» MATERIAL FOR THE TASK
--------
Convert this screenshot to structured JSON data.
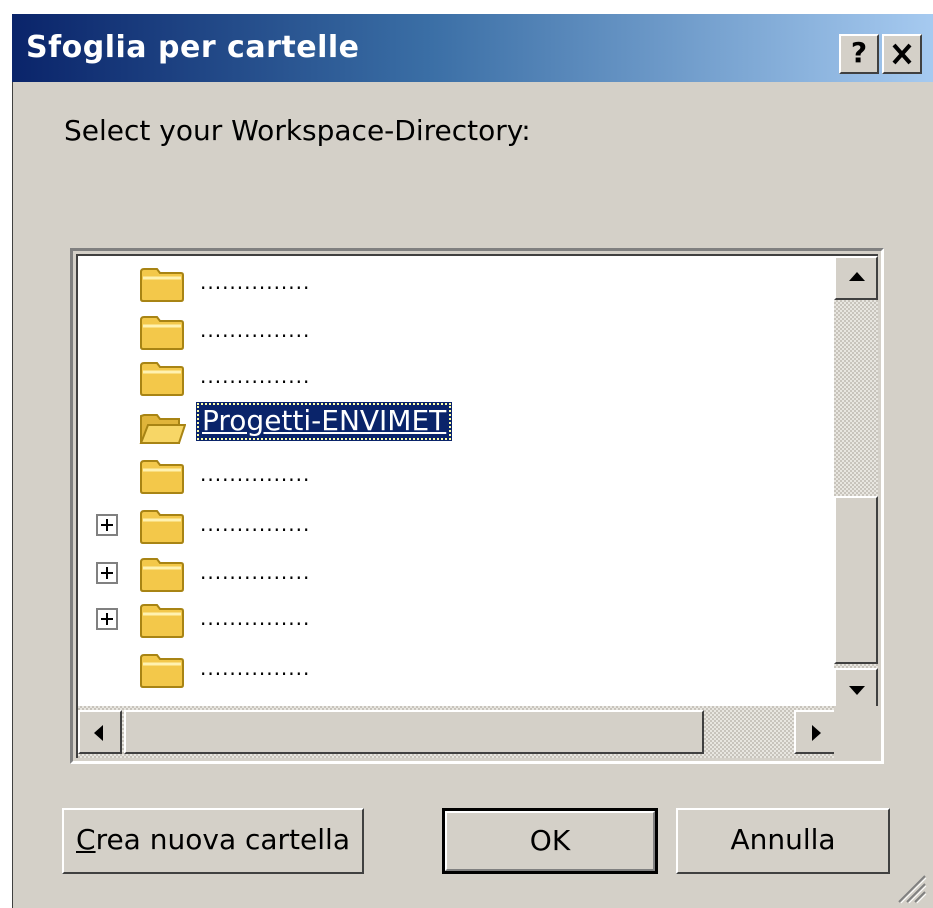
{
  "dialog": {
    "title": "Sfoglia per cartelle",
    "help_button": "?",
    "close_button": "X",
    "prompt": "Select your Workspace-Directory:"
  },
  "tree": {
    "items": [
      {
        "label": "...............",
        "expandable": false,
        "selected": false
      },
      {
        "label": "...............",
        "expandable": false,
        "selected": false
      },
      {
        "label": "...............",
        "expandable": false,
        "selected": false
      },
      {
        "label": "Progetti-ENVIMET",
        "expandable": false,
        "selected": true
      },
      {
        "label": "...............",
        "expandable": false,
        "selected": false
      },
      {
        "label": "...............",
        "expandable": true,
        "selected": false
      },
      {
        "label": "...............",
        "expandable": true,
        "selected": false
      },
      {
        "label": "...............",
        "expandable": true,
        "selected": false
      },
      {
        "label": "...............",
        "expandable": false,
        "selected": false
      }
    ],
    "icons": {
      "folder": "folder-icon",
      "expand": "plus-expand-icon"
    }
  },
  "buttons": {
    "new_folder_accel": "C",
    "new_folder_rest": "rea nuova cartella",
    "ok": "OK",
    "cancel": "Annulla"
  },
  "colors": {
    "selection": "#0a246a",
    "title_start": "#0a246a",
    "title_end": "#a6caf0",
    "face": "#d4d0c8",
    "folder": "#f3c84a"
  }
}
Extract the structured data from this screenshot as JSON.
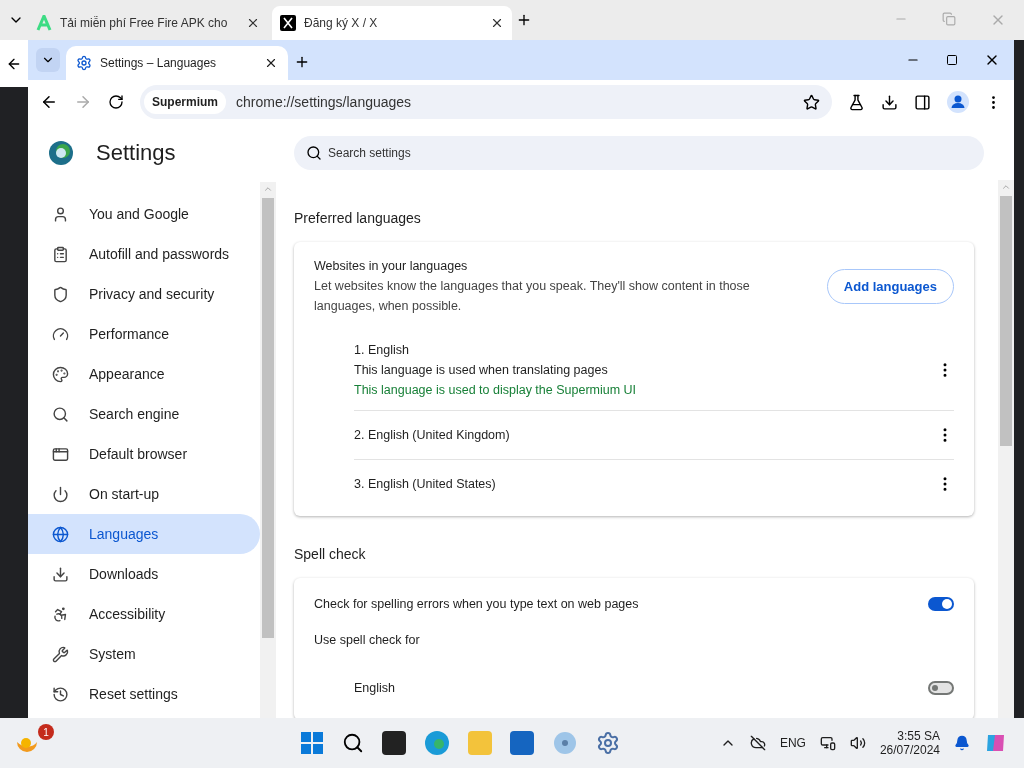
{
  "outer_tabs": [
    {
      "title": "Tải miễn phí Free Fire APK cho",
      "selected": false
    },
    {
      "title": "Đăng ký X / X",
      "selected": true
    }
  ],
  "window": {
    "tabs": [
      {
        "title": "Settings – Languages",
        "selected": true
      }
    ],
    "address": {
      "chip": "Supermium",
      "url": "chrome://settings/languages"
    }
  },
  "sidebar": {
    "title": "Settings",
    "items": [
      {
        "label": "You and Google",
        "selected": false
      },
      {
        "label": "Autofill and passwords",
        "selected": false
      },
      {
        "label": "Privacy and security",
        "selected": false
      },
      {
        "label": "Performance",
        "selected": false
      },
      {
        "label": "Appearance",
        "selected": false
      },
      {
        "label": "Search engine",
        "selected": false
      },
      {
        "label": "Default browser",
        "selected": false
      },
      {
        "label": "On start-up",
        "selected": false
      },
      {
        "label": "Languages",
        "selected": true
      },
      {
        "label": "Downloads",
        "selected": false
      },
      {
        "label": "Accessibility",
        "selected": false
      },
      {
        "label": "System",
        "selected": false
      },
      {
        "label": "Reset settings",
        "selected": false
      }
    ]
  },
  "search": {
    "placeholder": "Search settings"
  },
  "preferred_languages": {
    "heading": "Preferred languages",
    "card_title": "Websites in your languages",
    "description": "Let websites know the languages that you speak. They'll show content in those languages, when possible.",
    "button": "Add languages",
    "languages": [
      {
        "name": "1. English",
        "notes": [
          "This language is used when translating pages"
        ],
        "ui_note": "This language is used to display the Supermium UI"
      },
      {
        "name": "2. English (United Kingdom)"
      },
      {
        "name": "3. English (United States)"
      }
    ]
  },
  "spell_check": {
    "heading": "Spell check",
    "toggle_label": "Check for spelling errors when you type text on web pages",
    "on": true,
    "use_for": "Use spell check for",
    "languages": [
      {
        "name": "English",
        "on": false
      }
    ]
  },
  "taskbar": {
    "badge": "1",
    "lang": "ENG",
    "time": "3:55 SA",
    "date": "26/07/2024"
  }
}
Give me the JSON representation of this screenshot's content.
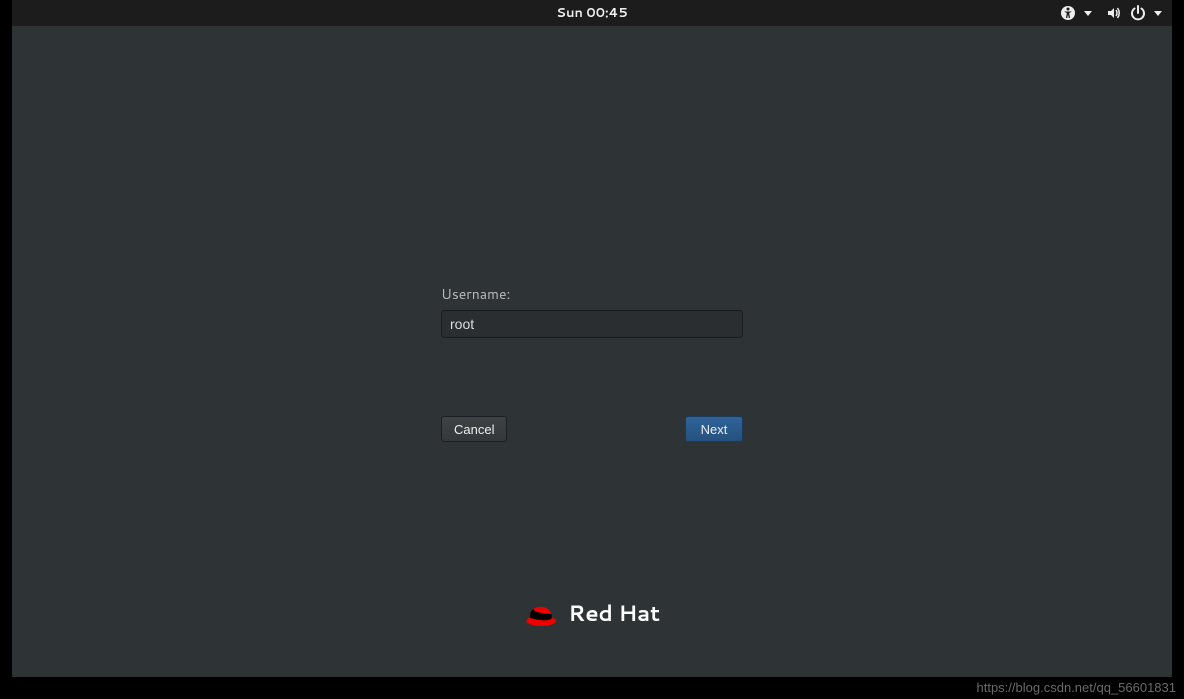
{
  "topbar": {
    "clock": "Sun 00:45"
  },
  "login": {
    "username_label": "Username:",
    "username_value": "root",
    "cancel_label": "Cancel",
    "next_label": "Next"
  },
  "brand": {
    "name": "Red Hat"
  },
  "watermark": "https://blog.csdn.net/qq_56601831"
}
--------
» WORK INSTRUCTIONS
Every entry above is to be set down exactly; the pictures are to be left out.

» WRITTEN ANSWER
Convert this screenshot to structured JSON data.
{
  "dialog": {
    "title": "Sfoglia per cartelle",
    "help_button": "?",
    "close_button": "X",
    "prompt": "Select your Workspace-Directory:"
  },
  "tree": {
    "items": [
      {
        "label": "...............",
        "expandable": false,
        "selected": false
      },
      {
        "label": "...............",
        "expandable": false,
        "selected": false
      },
      {
        "label": "...............",
        "expandable": false,
        "selected": false
      },
      {
        "label": "Progetti-ENVIMET",
        "expandable": false,
        "selected": true
      },
      {
        "label": "...............",
        "expandable": false,
        "selected": false
      },
      {
        "label": "...............",
        "expandable": true,
        "selected": false
      },
      {
        "label": "...............",
        "expandable": true,
        "selected": false
      },
      {
        "label": "...............",
        "expandable": true,
        "selected": false
      },
      {
        "label": "...............",
        "expandable": false,
        "selected": false
      }
    ],
    "icons": {
      "folder": "folder-icon",
      "expand": "plus-expand-icon"
    }
  },
  "buttons": {
    "new_folder_accel": "C",
    "new_folder_rest": "rea nuova cartella",
    "ok": "OK",
    "cancel": "Annulla"
  },
  "colors": {
    "selection": "#0a246a",
    "title_start": "#0a246a",
    "title_end": "#a6caf0",
    "face": "#d4d0c8",
    "folder": "#f3c84a"
  }
}
Extract the structured data from this screenshot as JSON.
{
  "outer_tabs": [
    {
      "title": "Tải miễn phí Free Fire APK cho",
      "selected": false
    },
    {
      "title": "Đăng ký X / X",
      "selected": true
    }
  ],
  "window": {
    "tabs": [
      {
        "title": "Settings – Languages",
        "selected": true
      }
    ],
    "address": {
      "chip": "Supermium",
      "url": "chrome://settings/languages"
    }
  },
  "sidebar": {
    "title": "Settings",
    "items": [
      {
        "label": "You and Google",
        "selected": false
      },
      {
        "label": "Autofill and passwords",
        "selected": false
      },
      {
        "label": "Privacy and security",
        "selected": false
      },
      {
        "label": "Performance",
        "selected": false
      },
      {
        "label": "Appearance",
        "selected": false
      },
      {
        "label": "Search engine",
        "selected": false
      },
      {
        "label": "Default browser",
        "selected": false
      },
      {
        "label": "On start-up",
        "selected": false
      },
      {
        "label": "Languages",
        "selected": true
      },
      {
        "label": "Downloads",
        "selected": false
      },
      {
        "label": "Accessibility",
        "selected": false
      },
      {
        "label": "System",
        "selected": false
      },
      {
        "label": "Reset settings",
        "selected": false
      }
    ]
  },
  "search": {
    "placeholder": "Search settings"
  },
  "preferred_languages": {
    "heading": "Preferred languages",
    "card_title": "Websites in your languages",
    "description": "Let websites know the languages that you speak. They'll show content in those languages, when possible.",
    "button": "Add languages",
    "languages": [
      {
        "name": "1. English",
        "notes": [
          "This language is used when translating pages"
        ],
        "ui_note": "This language is used to display the Supermium UI"
      },
      {
        "name": "2. English (United Kingdom)"
      },
      {
        "name": "3. English (United States)"
      }
    ]
  },
  "spell_check": {
    "heading": "Spell check",
    "toggle_label": "Check for spelling errors when you type text on web pages",
    "on": true,
    "use_for": "Use spell check for",
    "languages": [
      {
        "name": "English",
        "on": false
      }
    ]
  },
  "taskbar": {
    "badge": "1",
    "lang": "ENG",
    "time": "3:55 SA",
    "date": "26/07/2024"
  }
}
Give me the JSON representation of this screenshot's content.
{
  "topbar": {
    "clock": "Sun 00:45"
  },
  "login": {
    "username_label": "Username:",
    "username_value": "root",
    "cancel_label": "Cancel",
    "next_label": "Next"
  },
  "brand": {
    "name": "Red Hat"
  },
  "watermark": "https://blog.csdn.net/qq_56601831"
}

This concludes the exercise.